Task: Copy the items verbatim, starting at the very first line and stopping after the line that contains "- point-level-anim-button[interactable]: [1414, 853, 1437, 875]".

──────── Records to process ────────

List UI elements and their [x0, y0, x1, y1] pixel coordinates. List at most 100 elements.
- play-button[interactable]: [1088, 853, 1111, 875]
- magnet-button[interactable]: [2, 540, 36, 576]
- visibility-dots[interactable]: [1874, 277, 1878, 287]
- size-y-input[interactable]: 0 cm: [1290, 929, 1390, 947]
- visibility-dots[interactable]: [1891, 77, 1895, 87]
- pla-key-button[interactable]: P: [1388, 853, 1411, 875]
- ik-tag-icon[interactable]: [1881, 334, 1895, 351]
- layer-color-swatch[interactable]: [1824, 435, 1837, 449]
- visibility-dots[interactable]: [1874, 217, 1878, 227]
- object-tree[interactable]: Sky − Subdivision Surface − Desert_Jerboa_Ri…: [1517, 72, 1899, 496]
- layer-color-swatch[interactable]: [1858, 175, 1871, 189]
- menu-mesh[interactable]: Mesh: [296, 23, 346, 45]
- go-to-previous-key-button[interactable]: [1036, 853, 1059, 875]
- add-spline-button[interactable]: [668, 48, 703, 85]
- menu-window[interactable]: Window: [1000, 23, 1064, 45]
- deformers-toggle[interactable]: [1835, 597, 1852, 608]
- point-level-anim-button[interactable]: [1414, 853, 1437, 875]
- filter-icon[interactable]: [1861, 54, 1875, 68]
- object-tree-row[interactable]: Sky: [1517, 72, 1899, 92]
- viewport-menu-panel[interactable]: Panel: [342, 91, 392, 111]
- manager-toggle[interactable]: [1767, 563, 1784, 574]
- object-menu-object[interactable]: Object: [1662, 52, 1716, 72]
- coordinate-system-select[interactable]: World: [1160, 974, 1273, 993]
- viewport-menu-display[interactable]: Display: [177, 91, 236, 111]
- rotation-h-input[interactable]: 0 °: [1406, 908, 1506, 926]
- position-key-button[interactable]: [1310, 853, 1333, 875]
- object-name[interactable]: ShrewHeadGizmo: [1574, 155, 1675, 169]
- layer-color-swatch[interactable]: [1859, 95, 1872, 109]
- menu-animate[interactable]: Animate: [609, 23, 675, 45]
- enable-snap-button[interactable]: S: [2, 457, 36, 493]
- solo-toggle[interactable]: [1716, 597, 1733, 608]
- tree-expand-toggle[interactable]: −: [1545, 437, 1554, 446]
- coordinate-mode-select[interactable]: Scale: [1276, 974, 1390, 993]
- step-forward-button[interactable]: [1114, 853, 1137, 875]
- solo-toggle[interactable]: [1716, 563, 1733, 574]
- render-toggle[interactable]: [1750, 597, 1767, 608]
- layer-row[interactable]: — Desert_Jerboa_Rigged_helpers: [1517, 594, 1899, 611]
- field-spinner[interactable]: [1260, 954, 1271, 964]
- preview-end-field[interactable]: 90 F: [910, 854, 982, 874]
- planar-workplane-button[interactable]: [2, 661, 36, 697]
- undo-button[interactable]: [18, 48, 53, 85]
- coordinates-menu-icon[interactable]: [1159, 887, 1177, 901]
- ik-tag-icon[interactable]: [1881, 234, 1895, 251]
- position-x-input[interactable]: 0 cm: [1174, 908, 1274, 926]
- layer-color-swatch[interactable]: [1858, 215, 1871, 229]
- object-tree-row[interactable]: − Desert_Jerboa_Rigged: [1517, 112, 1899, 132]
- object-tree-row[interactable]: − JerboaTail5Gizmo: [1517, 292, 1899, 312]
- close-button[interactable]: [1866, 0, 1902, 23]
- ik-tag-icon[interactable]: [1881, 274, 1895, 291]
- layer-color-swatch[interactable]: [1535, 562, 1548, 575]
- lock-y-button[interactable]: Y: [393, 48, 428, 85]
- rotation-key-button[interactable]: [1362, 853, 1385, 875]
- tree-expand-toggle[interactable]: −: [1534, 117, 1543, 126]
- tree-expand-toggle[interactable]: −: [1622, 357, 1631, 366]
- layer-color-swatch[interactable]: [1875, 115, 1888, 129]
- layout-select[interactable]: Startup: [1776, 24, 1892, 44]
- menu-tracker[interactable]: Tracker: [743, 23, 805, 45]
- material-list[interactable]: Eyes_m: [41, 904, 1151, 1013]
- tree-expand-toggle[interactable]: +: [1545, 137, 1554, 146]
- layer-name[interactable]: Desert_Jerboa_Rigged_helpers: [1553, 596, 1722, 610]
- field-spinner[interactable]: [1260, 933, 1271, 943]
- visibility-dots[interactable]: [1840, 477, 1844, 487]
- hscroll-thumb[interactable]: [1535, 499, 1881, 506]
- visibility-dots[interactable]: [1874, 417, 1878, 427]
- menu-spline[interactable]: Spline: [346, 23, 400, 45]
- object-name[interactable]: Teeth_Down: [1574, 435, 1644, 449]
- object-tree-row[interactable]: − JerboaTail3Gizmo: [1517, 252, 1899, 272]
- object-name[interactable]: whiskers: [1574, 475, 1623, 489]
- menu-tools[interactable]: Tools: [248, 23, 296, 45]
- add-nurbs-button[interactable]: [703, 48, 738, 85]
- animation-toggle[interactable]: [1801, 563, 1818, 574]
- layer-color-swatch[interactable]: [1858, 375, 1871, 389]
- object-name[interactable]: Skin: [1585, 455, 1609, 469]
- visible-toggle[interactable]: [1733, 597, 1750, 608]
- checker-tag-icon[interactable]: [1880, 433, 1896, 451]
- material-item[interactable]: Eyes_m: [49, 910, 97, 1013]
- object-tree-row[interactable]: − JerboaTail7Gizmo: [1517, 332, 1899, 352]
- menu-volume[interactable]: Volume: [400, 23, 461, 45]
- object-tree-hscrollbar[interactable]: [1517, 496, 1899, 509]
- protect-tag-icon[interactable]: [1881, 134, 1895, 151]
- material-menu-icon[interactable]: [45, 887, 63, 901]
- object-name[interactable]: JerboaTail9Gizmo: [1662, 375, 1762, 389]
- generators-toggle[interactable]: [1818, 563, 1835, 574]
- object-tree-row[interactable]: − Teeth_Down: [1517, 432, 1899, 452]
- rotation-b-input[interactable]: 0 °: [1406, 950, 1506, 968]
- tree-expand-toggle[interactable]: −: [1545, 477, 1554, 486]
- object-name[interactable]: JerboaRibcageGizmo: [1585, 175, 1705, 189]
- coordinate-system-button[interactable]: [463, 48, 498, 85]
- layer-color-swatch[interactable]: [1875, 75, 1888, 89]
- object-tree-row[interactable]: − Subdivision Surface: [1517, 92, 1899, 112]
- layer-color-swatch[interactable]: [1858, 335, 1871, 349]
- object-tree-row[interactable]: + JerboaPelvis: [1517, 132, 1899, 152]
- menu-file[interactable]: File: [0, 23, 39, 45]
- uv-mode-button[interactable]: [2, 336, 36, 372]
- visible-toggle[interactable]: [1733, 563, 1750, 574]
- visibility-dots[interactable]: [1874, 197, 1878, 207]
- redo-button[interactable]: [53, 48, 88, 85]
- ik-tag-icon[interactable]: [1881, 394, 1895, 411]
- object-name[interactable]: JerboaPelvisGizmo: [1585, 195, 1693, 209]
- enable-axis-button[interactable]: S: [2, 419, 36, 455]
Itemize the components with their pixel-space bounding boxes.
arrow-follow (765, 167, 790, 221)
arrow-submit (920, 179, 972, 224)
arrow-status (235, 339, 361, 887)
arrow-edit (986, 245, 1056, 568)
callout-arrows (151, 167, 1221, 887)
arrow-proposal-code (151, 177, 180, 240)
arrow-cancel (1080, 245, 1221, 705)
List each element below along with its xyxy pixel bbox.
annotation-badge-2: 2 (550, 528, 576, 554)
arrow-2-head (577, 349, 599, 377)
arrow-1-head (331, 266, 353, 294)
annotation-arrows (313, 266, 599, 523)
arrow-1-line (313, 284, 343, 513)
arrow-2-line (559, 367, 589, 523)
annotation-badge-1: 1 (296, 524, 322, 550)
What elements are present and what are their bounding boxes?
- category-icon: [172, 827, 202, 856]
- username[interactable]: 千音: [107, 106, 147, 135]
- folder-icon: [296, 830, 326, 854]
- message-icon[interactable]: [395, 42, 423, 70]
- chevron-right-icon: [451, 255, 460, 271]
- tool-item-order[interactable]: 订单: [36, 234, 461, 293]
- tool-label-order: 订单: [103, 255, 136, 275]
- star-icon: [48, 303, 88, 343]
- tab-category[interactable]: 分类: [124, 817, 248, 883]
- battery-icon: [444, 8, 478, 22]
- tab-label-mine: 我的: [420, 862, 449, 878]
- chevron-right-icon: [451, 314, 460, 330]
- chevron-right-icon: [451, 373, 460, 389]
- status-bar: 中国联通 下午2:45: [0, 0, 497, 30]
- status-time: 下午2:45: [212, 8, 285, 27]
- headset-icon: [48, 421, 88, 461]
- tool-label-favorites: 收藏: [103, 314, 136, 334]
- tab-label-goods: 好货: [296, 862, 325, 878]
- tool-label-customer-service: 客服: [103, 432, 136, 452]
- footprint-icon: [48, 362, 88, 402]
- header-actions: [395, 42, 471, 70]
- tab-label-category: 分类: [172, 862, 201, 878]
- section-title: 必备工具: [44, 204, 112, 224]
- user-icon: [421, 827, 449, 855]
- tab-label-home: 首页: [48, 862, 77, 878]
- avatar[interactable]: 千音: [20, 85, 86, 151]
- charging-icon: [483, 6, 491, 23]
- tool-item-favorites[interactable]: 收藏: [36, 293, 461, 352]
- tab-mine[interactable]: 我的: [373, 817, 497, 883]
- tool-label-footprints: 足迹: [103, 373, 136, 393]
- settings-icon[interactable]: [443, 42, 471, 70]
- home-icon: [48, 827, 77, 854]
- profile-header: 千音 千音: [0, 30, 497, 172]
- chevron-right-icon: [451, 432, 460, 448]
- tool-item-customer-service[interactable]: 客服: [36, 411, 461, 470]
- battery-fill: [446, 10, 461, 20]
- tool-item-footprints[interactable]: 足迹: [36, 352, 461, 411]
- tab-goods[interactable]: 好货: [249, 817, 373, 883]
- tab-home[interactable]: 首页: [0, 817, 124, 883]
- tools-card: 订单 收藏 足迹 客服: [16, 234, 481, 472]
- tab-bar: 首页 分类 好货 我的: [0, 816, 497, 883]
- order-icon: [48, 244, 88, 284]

────────

Exercise response:
List UI elements and their [x0, y0, x1, y1] pixel coordinates. List at most 100 elements.
- play-button[interactable]: [1088, 853, 1111, 875]
- magnet-button[interactable]: [2, 540, 36, 576]
- visibility-dots[interactable]: [1874, 277, 1878, 287]
- size-y-input[interactable]: 0 cm: [1290, 929, 1390, 947]
- visibility-dots[interactable]: [1891, 77, 1895, 87]
- pla-key-button[interactable]: P: [1388, 853, 1411, 875]
- ik-tag-icon[interactable]: [1881, 334, 1895, 351]
- layer-color-swatch[interactable]: [1824, 435, 1837, 449]
- visibility-dots[interactable]: [1874, 217, 1878, 227]
- object-tree[interactable]: Sky − Subdivision Surface − Desert_Jerboa_Ri…: [1517, 72, 1899, 496]
- layer-color-swatch[interactable]: [1858, 175, 1871, 189]
- menu-mesh[interactable]: Mesh: [296, 23, 346, 45]
- go-to-previous-key-button[interactable]: [1036, 853, 1059, 875]
- add-spline-button[interactable]: [668, 48, 703, 85]
- menu-window[interactable]: Window: [1000, 23, 1064, 45]
- deformers-toggle[interactable]: [1835, 597, 1852, 608]
- point-level-anim-button[interactable]: [1414, 853, 1437, 875]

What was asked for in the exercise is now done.